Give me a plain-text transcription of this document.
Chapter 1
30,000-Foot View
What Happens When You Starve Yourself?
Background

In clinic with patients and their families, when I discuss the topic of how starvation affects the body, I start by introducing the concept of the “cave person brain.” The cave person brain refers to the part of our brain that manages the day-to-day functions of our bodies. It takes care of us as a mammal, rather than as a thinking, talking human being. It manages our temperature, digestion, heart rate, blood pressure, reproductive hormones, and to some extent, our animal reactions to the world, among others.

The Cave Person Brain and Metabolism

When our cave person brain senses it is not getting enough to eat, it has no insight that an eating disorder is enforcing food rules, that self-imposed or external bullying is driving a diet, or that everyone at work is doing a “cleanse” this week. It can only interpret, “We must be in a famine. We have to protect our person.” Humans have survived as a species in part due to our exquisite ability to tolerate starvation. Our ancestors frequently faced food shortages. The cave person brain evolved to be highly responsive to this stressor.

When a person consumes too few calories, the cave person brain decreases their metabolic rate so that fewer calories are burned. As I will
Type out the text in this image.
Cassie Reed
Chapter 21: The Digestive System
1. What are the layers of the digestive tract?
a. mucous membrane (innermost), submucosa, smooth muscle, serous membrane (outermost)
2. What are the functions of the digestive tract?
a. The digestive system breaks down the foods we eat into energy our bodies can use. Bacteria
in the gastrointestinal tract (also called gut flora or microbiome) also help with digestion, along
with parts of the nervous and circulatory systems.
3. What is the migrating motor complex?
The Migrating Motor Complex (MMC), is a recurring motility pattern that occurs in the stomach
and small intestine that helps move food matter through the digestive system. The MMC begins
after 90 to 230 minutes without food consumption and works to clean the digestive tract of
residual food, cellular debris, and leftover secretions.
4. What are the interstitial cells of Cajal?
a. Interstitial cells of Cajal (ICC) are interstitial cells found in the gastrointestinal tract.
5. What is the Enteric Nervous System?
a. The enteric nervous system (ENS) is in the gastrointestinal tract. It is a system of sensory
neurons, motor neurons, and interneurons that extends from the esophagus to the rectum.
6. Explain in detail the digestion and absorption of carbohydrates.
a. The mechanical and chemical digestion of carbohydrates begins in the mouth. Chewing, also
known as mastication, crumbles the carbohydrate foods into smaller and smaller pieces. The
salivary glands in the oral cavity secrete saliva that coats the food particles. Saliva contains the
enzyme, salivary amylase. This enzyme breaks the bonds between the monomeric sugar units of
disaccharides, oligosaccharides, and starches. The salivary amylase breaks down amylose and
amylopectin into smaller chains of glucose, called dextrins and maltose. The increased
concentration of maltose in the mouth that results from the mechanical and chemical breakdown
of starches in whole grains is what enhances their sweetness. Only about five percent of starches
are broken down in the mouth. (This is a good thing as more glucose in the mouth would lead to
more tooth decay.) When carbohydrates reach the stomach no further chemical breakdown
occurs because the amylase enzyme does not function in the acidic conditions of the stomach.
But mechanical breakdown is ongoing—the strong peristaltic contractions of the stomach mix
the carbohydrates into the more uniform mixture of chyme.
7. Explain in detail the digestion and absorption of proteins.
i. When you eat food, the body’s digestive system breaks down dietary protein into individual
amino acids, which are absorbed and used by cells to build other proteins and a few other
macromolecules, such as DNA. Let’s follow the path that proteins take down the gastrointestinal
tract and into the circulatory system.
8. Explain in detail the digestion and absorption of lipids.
---
**EXERCISE REQUIREMENTS**
For the string "cells", count the matching lines in the listing and give that number by itself.

**TASK RESULT**
3